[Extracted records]
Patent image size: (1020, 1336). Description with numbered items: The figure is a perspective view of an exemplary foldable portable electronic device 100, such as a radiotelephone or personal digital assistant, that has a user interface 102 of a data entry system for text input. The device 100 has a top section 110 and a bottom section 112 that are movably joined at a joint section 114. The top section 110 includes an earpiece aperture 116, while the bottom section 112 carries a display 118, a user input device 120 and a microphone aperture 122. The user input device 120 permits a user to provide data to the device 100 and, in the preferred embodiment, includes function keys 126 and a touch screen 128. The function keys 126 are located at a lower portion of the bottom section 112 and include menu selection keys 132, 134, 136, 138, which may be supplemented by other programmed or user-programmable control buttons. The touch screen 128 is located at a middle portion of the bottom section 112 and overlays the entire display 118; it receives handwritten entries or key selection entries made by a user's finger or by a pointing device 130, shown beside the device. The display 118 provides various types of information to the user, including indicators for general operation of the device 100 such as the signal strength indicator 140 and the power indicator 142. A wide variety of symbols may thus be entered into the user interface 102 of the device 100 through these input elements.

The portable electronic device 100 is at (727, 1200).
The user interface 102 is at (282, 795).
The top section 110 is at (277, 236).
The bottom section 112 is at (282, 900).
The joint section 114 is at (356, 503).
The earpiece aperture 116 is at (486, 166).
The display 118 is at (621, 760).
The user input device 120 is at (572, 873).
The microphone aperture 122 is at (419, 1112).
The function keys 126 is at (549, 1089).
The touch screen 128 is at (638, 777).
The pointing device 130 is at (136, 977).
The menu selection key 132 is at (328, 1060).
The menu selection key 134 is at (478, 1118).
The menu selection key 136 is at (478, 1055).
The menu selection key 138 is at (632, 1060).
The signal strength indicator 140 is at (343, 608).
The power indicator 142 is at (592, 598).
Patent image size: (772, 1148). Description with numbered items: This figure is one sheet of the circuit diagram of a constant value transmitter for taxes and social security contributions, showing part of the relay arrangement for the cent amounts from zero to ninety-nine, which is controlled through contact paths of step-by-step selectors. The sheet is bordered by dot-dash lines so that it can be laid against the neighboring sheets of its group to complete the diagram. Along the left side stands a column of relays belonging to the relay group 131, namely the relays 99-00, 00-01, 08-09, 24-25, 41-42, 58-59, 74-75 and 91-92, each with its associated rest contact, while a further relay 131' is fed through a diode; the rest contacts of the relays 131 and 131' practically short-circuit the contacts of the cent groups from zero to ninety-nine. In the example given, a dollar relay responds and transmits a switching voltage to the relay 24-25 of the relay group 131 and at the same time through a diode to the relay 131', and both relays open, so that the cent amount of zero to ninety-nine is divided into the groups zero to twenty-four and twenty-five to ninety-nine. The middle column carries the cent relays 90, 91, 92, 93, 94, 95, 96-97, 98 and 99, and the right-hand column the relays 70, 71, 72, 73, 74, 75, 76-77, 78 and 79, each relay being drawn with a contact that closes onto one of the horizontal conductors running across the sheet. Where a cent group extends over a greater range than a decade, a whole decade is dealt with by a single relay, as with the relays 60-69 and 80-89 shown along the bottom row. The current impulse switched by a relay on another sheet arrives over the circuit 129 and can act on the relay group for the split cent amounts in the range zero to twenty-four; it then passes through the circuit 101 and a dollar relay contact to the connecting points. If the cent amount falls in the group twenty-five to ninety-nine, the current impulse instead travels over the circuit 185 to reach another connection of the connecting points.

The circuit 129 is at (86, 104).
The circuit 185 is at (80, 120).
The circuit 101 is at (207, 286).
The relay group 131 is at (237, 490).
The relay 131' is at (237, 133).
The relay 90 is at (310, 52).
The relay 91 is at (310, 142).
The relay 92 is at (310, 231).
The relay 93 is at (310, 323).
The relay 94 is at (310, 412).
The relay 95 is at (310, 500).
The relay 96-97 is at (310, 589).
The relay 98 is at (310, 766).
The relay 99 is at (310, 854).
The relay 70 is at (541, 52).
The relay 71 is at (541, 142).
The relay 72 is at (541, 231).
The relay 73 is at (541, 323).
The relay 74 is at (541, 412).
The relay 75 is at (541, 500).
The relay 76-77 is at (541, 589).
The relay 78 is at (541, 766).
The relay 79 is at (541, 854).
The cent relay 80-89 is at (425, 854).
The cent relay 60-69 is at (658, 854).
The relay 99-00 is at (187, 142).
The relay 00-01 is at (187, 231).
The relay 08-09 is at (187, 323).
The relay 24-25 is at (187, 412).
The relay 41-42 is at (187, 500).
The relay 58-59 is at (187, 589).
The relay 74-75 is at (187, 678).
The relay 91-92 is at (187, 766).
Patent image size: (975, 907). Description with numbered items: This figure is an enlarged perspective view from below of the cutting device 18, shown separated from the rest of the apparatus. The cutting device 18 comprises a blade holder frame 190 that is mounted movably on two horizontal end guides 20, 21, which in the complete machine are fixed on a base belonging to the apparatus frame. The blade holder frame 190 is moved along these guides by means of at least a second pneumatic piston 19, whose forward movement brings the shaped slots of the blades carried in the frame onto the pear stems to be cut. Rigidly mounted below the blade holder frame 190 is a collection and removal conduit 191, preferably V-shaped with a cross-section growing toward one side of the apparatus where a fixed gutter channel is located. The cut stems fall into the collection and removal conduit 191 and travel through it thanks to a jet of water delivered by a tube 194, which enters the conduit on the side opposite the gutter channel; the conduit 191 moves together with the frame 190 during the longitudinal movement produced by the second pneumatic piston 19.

## Written problem
Repeat all of the records above word for word.

## Solution to this exercise
Patent image size: (1020, 1336). Description with numbered items: The figure is a perspective view of an exemplary foldable portable electronic device 100, such as a radiotelephone or personal digital assistant, that has a user interface 102 of a data entry system for text input. The device 100 has a top section 110 and a bottom section 112 that are movably joined at a joint section 114. The top section 110 includes an earpiece aperture 116, while the bottom section 112 carries a display 118, a user input device 120 and a microphone aperture 122. The user input device 120 permits a user to provide data to the device 100 and, in the preferred embodiment, includes function keys 126 and a touch screen 128. The function keys 126 are located at a lower portion of the bottom section 112 and include menu selection keys 132, 134, 136, 138, which may be supplemented by other programmed or user-programmable control buttons. The touch screen 128 is located at a middle portion of the bottom section 112 and overlays the entire display 118; it receives handwritten entries or key selection entries made by a user's finger or by a pointing device 130, shown beside the device. The display 118 provides various types of information to the user, including indicators for general operation of the device 100 such as the signal strength indicator 140 and the power indicator 142. A wide variety of symbols may thus be entered into the user interface 102 of the device 100 through these input elements.

The portable electronic device 100 is at (727, 1200).
The user interface 102 is at (282, 795).
The top section 110 is at (277, 236).
The bottom section 112 is at (282, 900).
The joint section 114 is at (356, 503).
The earpiece aperture 116 is at (486, 166).
The display 118 is at (621, 760).
The user input device 120 is at (572, 873).
The microphone aperture 122 is at (419, 1112).
The function keys 126 is at (549, 1089).
The touch screen 128 is at (638, 777).
The pointing device 130 is at (136, 977).
The menu selection key 132 is at (328, 1060).
The menu selection key 134 is at (478, 1118).
The menu selection key 136 is at (478, 1055).
The menu selection key 138 is at (632, 1060).
The signal strength indicator 140 is at (343, 608).
The power indicator 142 is at (592, 598).
Patent image size: (772, 1148). Description with numbered items: This figure is one sheet of the circuit diagram of a constant value transmitter for taxes and social security contributions, showing part of the relay arrangement for the cent amounts from zero to ninety-nine, which is controlled through contact paths of step-by-step selectors. The sheet is bordered by dot-dash lines so that it can be laid against the neighboring sheets of its group to complete the diagram. Along the left side stands a column of relays belonging to the relay group 131, namely the relays 99-00, 00-01, 08-09, 24-25, 41-42, 58-59, 74-75 and 91-92, each with its associated rest contact, while a further relay 131' is fed through a diode; the rest contacts of the relays 131 and 131' practically short-circuit the contacts of the cent groups from zero to ninety-nine. In the example given, a dollar relay responds and transmits a switching voltage to the relay 24-25 of the relay group 131 and at the same time through a diode to the relay 131', and both relays open, so that the cent amount of zero to ninety-nine is divided into the groups zero to twenty-four and twenty-five to ninety-nine. The middle column carries the cent relays 90, 91, 92, 93, 94, 95, 96-97, 98 and 99, and the right-hand column the relays 70, 71, 72, 73, 74, 75, 76-77, 78 and 79, each relay being drawn with a contact that closes onto one of the horizontal conductors running across the sheet. Where a cent group extends over a greater range than a decade, a whole decade is dealt with by a single relay, as with the relays 60-69 and 80-89 shown along the bottom row. The current impulse switched by a relay on another sheet arrives over the circuit 129 and can act on the relay group for the split cent amounts in the range zero to twenty-four; it then passes through the circuit 101 and a dollar relay contact to the connecting points. If the cent amount falls in the group twenty-five to ninety-nine, the current impulse instead travels over the circuit 185 to reach another connection of the connecting points.

The circuit 129 is at (86, 104).
The circuit 185 is at (80, 120).
The circuit 101 is at (207, 286).
The relay group 131 is at (237, 490).
The relay 131' is at (237, 133).
The relay 90 is at (310, 52).
The relay 91 is at (310, 142).
The relay 92 is at (310, 231).
The relay 93 is at (310, 323).
The relay 94 is at (310, 412).
The relay 95 is at (310, 500).
The relay 96-97 is at (310, 589).
The relay 98 is at (310, 766).
The relay 99 is at (310, 854).
The relay 70 is at (541, 52).
The relay 71 is at (541, 142).
The relay 72 is at (541, 231).
The relay 73 is at (541, 323).
The relay 74 is at (541, 412).
The relay 75 is at (541, 500).
The relay 76-77 is at (541, 589).
The relay 78 is at (541, 766).
The relay 79 is at (541, 854).
The cent relay 80-89 is at (425, 854).
The cent relay 60-69 is at (658, 854).
The relay 99-00 is at (187, 142).
The relay 00-01 is at (187, 231).
The relay 08-09 is at (187, 323).
The relay 24-25 is at (187, 412).
The relay 41-42 is at (187, 500).
The relay 58-59 is at (187, 589).
The relay 74-75 is at (187, 678).
The relay 91-92 is at (187, 766).
Patent image size: (975, 907). Description with numbered items: This figure is an enlarged perspective view from below of the cutting device 18, shown separated from the rest of the apparatus. The cutting device 18 comprises a blade holder frame 190 that is mounted movably on two horizontal end guides 20, 21, which in the complete machine are fixed on a base belonging to the apparatus frame. The blade holder frame 190 is moved along these guides by means of at least a second pneumatic piston 19, whose forward movement brings the shaped slots of the blades carried in the frame onto the pear stems to be cut. Rigidly mounted below the blade holder frame 190 is a collection and removal conduit 191, preferably V-shaped with a cross-section growing toward one side of the apparatus where a fixed gutter channel is located. The cut stems fall into the collection and removal conduit 191 and travel through it thanks to a jet of water delivered by a tube 194, which enters the conduit on the side opposite the gutter channel; the conduit 191 moves together with the frame 190 during the longitudinal movement produced by the second pneumatic piston 19.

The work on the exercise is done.